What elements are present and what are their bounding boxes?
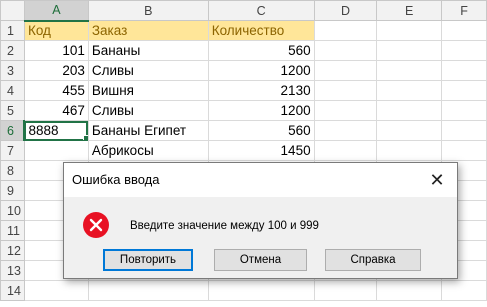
cell-a6-active[interactable]: 8888 — [23, 120, 89, 141]
cell-a7[interactable] — [23, 140, 89, 161]
cell-c14[interactable] — [207, 280, 315, 301]
cell-f14[interactable] — [441, 280, 487, 301]
cell-e14[interactable] — [376, 280, 443, 301]
cell-d5[interactable] — [313, 100, 378, 121]
error-x-icon — [83, 212, 109, 238]
cell-e3[interactable] — [376, 60, 443, 81]
cell-f7[interactable] — [441, 140, 487, 161]
row-header-4[interactable]: 4 — [0, 80, 25, 101]
cell-d1[interactable] — [313, 20, 378, 41]
cell-f3[interactable] — [441, 60, 487, 81]
select-all-corner[interactable] — [0, 0, 25, 21]
cell-b7[interactable]: Абрикосы — [87, 140, 209, 161]
dialog-title: Ошибка ввода — [72, 172, 160, 187]
dialog-message: Введите значение между 100 и 999 — [130, 220, 319, 232]
row-header-10[interactable]: 10 — [0, 200, 25, 221]
retry-button-label: Повторить — [119, 254, 177, 266]
cell-c2[interactable]: 560 — [207, 40, 315, 61]
cell-b14[interactable] — [87, 280, 209, 301]
cell-c3[interactable]: 1200 — [207, 60, 315, 81]
row-header-11[interactable]: 11 — [0, 220, 25, 241]
cell-c7[interactable]: 1450 — [207, 140, 315, 161]
column-header-d[interactable]: D — [313, 0, 378, 21]
help-button-label: Справка — [350, 254, 396, 266]
row-header-9[interactable]: 9 — [0, 180, 25, 201]
row-header-2[interactable]: 2 — [0, 40, 25, 61]
dialog-body: Введите значение между 100 и 999 Повтори… — [64, 197, 457, 278]
row-header-5[interactable]: 5 — [0, 100, 25, 121]
column-header-c[interactable]: C — [207, 0, 315, 21]
cancel-button-label: Отмена — [239, 254, 282, 266]
cell-e5[interactable] — [376, 100, 443, 121]
cell-f5[interactable] — [441, 100, 487, 121]
cell-a14[interactable] — [23, 280, 89, 301]
retry-button[interactable]: Повторить — [103, 249, 193, 271]
cell-a3[interactable]: 203 — [23, 60, 89, 81]
column-header-b[interactable]: B — [87, 0, 209, 21]
cell-e4[interactable] — [376, 80, 443, 101]
cell-d14[interactable] — [313, 280, 378, 301]
row-header-3[interactable]: 3 — [0, 60, 25, 81]
cell-b5[interactable]: Сливы — [87, 100, 209, 121]
cell-f4[interactable] — [441, 80, 487, 101]
cell-d3[interactable] — [313, 60, 378, 81]
cell-a4[interactable]: 455 — [23, 80, 89, 101]
cell-e7[interactable] — [376, 140, 443, 161]
row-header-6[interactable]: 6 — [0, 120, 26, 141]
row-header-12[interactable]: 12 — [0, 240, 25, 261]
row-header-1[interactable]: 1 — [0, 20, 25, 41]
cell-d2[interactable] — [313, 40, 378, 61]
cell-b4[interactable]: Вишня — [87, 80, 209, 101]
cell-b2[interactable]: Бананы — [87, 40, 209, 61]
dialog-titlebar[interactable]: Ошибка ввода ✕ — [64, 163, 457, 197]
cell-a5[interactable]: 467 — [23, 100, 89, 121]
row-header-14[interactable]: 14 — [0, 280, 25, 301]
cell-c4[interactable]: 2130 — [207, 80, 315, 101]
cell-e1[interactable] — [376, 20, 443, 41]
cell-d6[interactable] — [313, 120, 378, 141]
cell-b3[interactable]: Сливы — [87, 60, 209, 81]
cell-b1[interactable]: Заказ — [87, 20, 209, 41]
cell-c6[interactable]: 560 — [207, 120, 315, 141]
column-header-a[interactable]: A — [23, 0, 89, 22]
row-header-8[interactable]: 8 — [0, 160, 25, 181]
cell-a1[interactable]: Код — [23, 20, 89, 41]
cell-f2[interactable] — [441, 40, 487, 61]
cell-e2[interactable] — [376, 40, 443, 61]
cell-e6[interactable] — [376, 120, 443, 141]
cell-f1[interactable] — [441, 20, 487, 41]
cell-f6[interactable] — [441, 120, 487, 141]
cell-c1[interactable]: Количество — [207, 20, 315, 41]
cell-c5[interactable]: 1200 — [207, 100, 315, 121]
row-header-13[interactable]: 13 — [0, 260, 25, 281]
cell-b6[interactable]: Бананы Египет — [87, 120, 209, 141]
close-icon[interactable]: ✕ — [417, 163, 457, 197]
input-error-dialog: Ошибка ввода ✕ Введите значение между 10… — [63, 162, 458, 279]
column-header-e[interactable]: E — [376, 0, 443, 21]
cancel-button[interactable]: Отмена — [214, 249, 307, 271]
row-header-7[interactable]: 7 — [0, 140, 25, 161]
cell-d7[interactable] — [313, 140, 378, 161]
cell-d4[interactable] — [313, 80, 378, 101]
cell-a2[interactable]: 101 — [23, 40, 89, 61]
help-button[interactable]: Справка — [325, 249, 421, 271]
column-header-f[interactable]: F — [441, 0, 487, 21]
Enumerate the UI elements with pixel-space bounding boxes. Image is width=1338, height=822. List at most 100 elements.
_ _ _ _
→ **Problem**: Take the entries above, starting with the line that contains "cell-a6-active[interactable]: 8888 —" and going on through the line that contains "retry-button-label: Повторить —". Rewrite only those lines with "Абрикосы" replaced by "Персики" and everything else left unchanged.

→ **Written answer**:
cell-a6-active[interactable]: 8888 — [23, 120, 89, 141]
cell-a7[interactable] — [23, 140, 89, 161]
cell-c14[interactable] — [207, 280, 315, 301]
cell-f14[interactable] — [441, 280, 487, 301]
cell-e14[interactable] — [376, 280, 443, 301]
cell-d5[interactable] — [313, 100, 378, 121]
error-x-icon — [83, 212, 109, 238]
cell-e3[interactable] — [376, 60, 443, 81]
cell-f7[interactable] — [441, 140, 487, 161]
row-header-4[interactable]: 4 — [0, 80, 25, 101]
cell-d1[interactable] — [313, 20, 378, 41]
cell-f3[interactable] — [441, 60, 487, 81]
select-all-corner[interactable] — [0, 0, 25, 21]
cell-b7[interactable]: Персики — [87, 140, 209, 161]
dialog-title: Ошибка ввода — [72, 172, 160, 187]
dialog-message: Введите значение между 100 и 999 — [130, 220, 319, 232]
row-header-10[interactable]: 10 — [0, 200, 25, 221]
retry-button-label: Повторить — [119, 254, 177, 266]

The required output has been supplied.